**RECORDS TO USE:**
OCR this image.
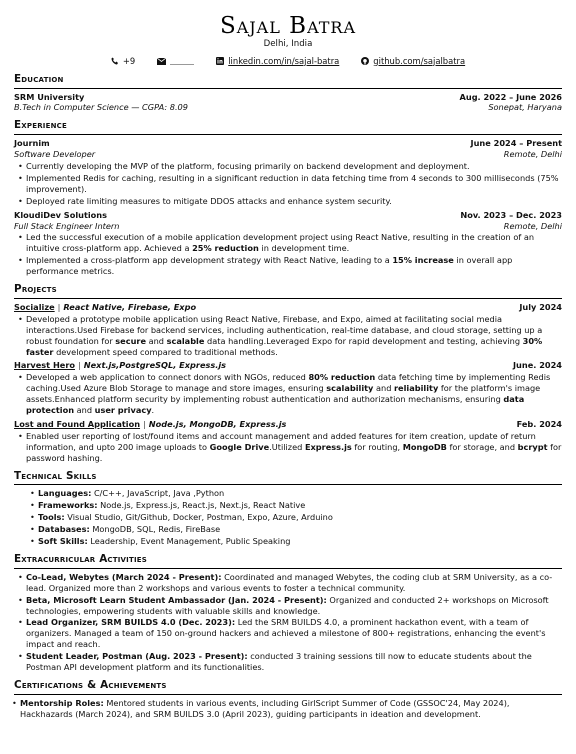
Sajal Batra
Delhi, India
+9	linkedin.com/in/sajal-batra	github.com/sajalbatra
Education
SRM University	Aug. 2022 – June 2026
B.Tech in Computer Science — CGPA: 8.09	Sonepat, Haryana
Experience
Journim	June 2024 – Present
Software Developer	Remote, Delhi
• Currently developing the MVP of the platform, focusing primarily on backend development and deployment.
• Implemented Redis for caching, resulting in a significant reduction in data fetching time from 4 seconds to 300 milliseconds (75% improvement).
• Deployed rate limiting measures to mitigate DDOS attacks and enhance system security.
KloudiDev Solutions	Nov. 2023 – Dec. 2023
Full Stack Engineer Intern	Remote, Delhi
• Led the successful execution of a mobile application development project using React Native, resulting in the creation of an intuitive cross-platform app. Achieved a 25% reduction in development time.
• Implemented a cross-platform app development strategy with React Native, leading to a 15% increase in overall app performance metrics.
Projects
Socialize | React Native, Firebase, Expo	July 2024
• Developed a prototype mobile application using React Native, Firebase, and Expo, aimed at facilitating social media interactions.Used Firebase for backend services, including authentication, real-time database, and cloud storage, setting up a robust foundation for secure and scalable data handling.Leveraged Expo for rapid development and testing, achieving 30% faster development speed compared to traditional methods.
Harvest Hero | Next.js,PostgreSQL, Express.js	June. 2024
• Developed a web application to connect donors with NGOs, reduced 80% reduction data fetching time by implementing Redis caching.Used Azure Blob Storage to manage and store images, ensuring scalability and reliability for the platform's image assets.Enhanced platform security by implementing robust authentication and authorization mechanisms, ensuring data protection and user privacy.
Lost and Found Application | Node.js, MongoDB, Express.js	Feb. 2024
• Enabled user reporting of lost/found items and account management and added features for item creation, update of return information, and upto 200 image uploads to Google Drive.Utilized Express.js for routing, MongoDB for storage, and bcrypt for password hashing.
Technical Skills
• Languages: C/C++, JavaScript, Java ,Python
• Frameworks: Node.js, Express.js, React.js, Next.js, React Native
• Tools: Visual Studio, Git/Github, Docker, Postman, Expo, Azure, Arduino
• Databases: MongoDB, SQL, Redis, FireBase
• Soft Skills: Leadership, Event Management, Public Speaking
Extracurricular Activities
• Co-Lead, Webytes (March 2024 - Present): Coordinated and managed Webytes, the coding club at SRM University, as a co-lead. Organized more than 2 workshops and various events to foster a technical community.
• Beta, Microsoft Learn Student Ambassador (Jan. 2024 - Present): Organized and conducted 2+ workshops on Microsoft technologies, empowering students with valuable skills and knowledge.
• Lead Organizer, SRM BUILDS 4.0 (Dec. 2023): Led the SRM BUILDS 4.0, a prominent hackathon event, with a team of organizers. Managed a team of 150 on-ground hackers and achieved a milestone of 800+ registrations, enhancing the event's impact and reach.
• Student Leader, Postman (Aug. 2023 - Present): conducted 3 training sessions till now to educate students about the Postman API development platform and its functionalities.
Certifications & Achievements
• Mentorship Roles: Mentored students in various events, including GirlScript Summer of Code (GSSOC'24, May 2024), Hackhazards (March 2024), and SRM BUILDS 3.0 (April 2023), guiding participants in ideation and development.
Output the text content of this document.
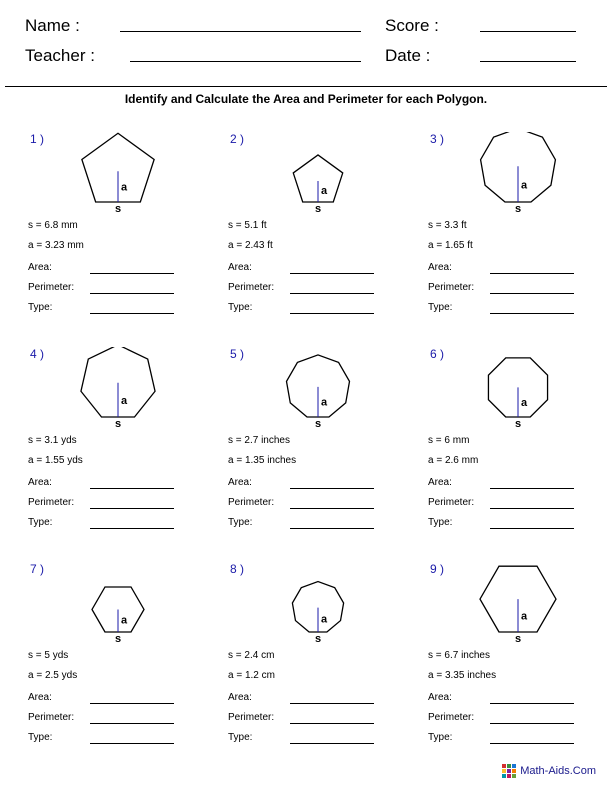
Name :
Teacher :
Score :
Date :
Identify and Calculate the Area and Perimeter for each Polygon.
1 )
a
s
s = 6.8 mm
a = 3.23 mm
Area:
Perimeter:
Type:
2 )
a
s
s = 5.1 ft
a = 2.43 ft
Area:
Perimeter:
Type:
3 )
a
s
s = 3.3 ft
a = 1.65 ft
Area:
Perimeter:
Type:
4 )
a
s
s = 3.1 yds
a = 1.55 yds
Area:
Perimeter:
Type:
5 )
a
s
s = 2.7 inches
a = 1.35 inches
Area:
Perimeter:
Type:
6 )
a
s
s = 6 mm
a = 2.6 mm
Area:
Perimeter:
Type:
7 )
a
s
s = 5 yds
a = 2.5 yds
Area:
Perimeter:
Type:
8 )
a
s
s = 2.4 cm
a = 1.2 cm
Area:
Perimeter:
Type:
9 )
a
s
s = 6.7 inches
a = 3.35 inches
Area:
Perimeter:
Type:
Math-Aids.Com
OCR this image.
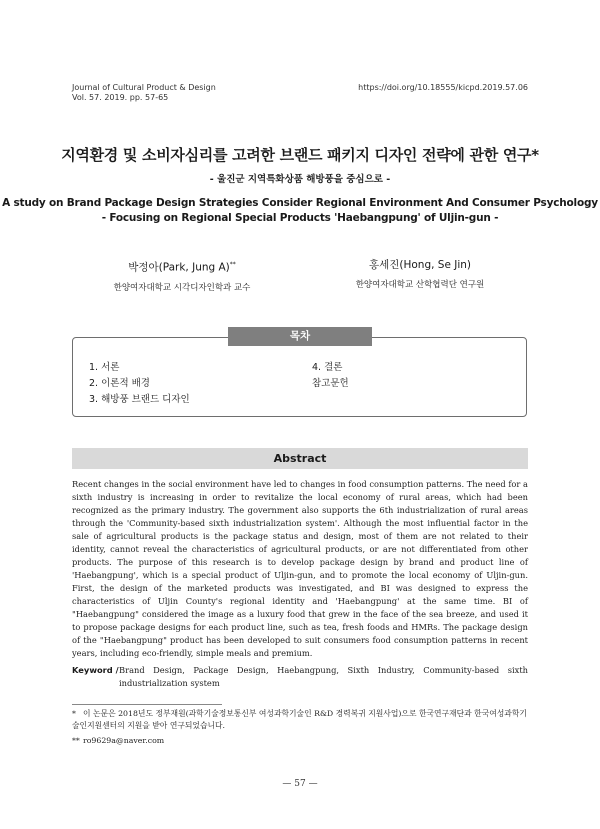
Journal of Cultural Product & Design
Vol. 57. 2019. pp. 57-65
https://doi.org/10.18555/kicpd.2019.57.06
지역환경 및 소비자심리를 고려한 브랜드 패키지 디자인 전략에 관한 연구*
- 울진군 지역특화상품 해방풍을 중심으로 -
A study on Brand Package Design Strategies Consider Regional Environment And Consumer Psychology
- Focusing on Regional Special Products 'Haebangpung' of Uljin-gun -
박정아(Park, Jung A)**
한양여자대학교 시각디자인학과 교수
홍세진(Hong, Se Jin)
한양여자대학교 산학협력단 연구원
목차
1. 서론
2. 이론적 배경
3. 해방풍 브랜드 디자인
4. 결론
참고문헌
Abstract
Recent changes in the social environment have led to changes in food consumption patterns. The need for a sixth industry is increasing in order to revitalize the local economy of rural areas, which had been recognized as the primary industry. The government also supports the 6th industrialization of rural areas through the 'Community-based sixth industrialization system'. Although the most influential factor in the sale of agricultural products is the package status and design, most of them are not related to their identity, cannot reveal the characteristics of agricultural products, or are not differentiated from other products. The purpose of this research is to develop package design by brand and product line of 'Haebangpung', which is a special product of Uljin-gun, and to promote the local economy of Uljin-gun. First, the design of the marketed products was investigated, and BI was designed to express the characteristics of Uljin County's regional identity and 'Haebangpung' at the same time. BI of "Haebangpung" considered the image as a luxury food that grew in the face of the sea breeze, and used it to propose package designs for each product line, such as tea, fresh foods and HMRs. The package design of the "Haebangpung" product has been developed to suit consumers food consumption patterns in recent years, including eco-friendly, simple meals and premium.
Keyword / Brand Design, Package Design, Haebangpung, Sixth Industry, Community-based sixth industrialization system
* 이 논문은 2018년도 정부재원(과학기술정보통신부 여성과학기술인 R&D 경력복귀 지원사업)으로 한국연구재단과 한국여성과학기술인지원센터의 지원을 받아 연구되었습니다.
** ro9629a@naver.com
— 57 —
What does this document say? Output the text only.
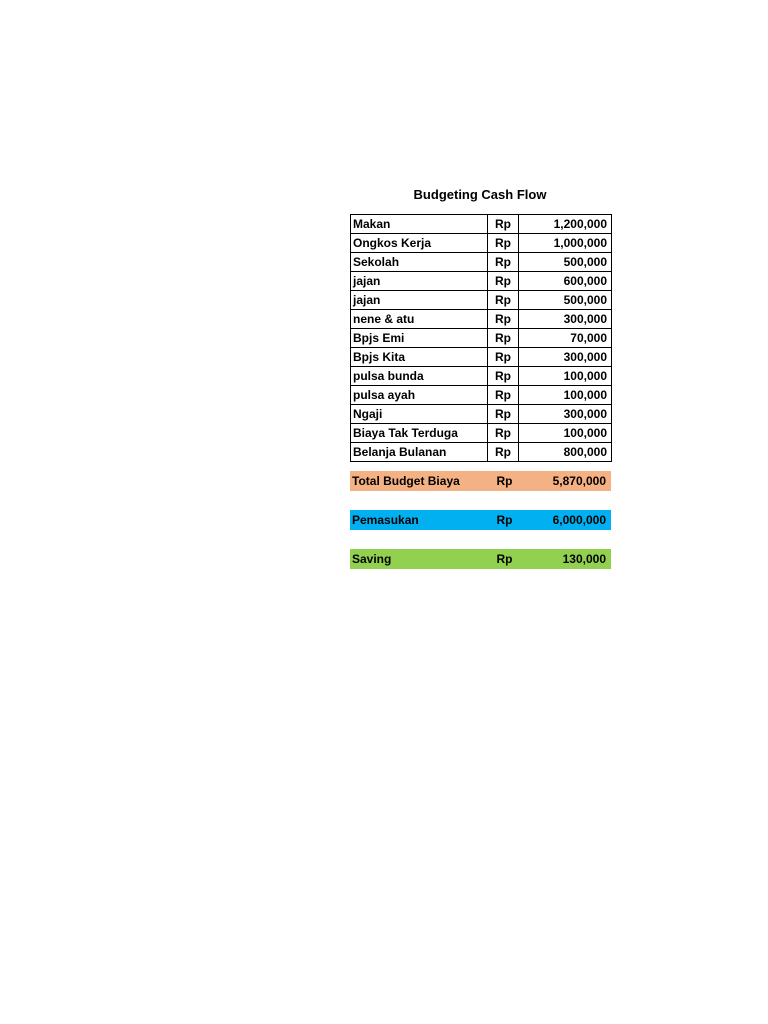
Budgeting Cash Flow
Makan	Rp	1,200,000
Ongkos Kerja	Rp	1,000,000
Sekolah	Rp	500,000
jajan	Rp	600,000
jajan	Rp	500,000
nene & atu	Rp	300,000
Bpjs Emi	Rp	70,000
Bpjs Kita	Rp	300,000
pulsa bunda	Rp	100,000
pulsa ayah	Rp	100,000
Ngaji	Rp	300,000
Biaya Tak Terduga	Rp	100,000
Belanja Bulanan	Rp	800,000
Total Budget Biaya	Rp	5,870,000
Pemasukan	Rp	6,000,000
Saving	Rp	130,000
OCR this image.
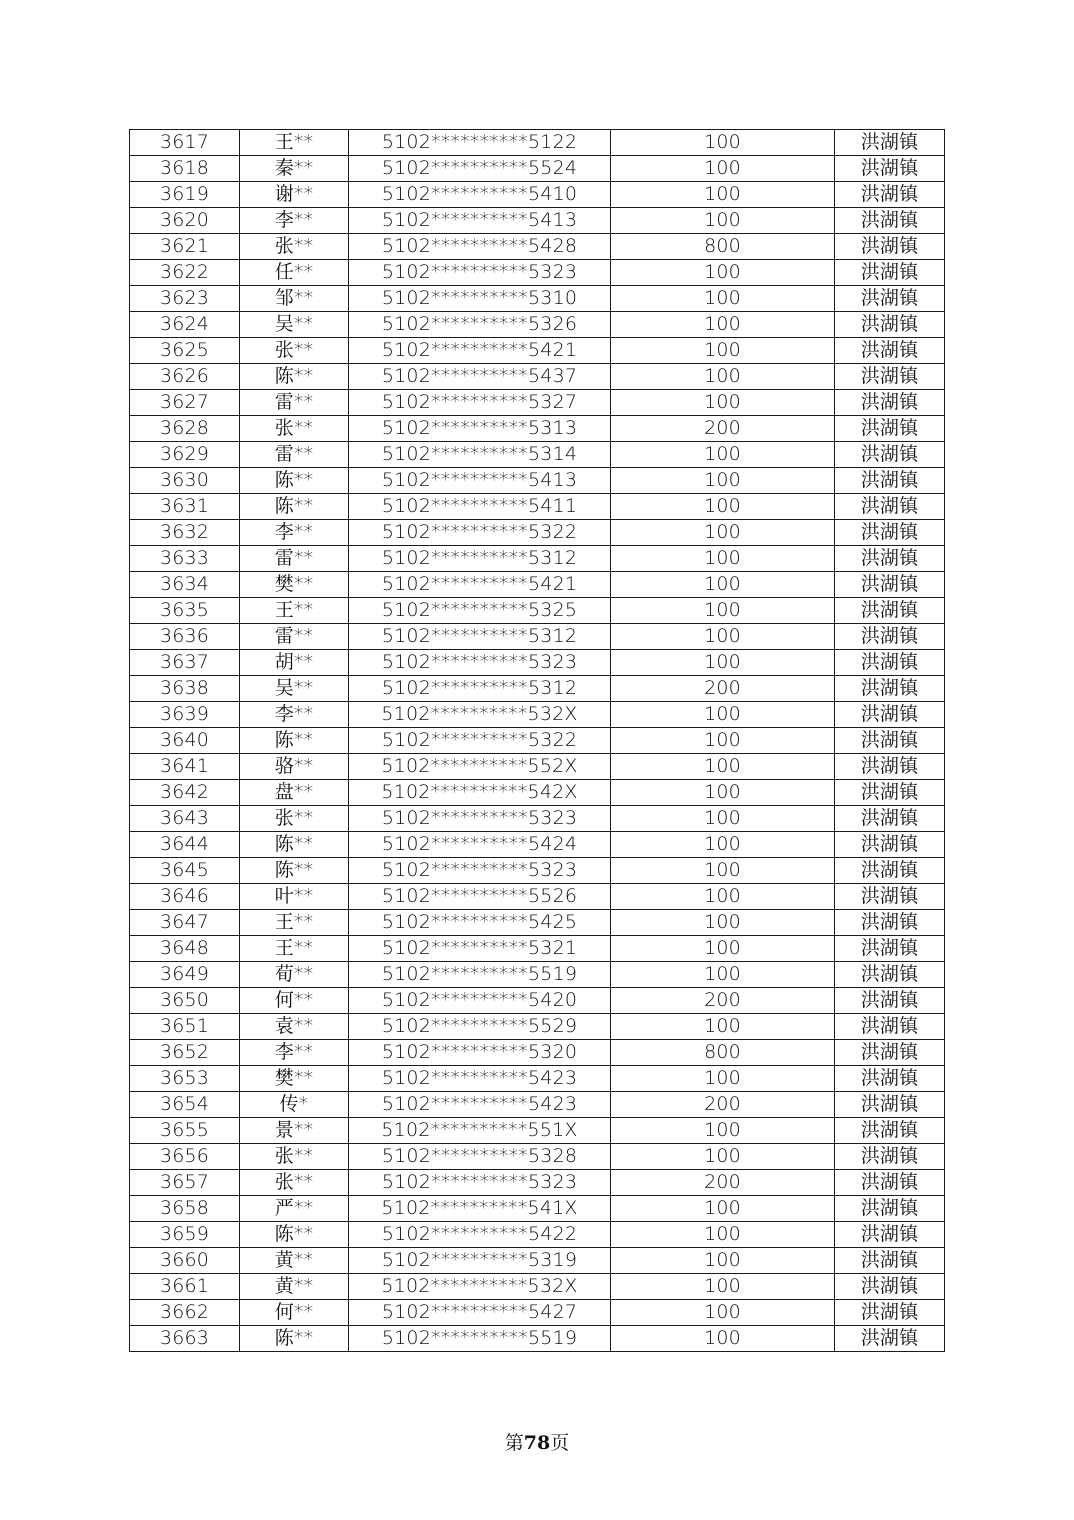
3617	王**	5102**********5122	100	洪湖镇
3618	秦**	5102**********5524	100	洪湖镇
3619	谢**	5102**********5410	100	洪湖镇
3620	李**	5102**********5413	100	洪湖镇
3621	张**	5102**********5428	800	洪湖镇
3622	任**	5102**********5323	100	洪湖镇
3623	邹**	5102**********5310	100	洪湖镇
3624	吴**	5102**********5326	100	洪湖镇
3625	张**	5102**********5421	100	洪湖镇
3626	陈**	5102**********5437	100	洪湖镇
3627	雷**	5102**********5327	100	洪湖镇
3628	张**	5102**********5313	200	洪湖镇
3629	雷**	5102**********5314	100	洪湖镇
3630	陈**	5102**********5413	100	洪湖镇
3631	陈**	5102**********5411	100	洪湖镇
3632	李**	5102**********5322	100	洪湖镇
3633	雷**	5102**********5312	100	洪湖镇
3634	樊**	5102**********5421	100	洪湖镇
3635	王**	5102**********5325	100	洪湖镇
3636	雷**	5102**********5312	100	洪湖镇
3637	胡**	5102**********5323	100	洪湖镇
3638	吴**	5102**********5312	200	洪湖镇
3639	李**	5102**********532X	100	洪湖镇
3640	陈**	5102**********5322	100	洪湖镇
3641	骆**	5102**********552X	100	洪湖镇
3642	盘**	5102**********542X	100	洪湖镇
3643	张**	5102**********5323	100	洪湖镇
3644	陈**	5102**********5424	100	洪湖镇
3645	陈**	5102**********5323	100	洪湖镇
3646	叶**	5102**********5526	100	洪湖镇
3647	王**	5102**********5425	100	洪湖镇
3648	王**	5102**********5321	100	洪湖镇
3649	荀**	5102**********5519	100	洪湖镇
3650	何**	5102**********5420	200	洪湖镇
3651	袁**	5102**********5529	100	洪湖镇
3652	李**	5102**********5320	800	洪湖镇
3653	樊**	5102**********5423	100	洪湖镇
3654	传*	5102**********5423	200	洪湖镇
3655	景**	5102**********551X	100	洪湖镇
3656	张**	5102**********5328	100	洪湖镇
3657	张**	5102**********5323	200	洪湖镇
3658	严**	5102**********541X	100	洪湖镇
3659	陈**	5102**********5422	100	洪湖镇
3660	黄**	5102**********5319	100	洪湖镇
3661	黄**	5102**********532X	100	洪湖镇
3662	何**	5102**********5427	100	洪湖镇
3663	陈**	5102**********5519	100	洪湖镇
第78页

**PROBLEM TO WORK ON:** What is the number of lines holding the word "caching"? State it alone.

**FINAL ANSWER:** 2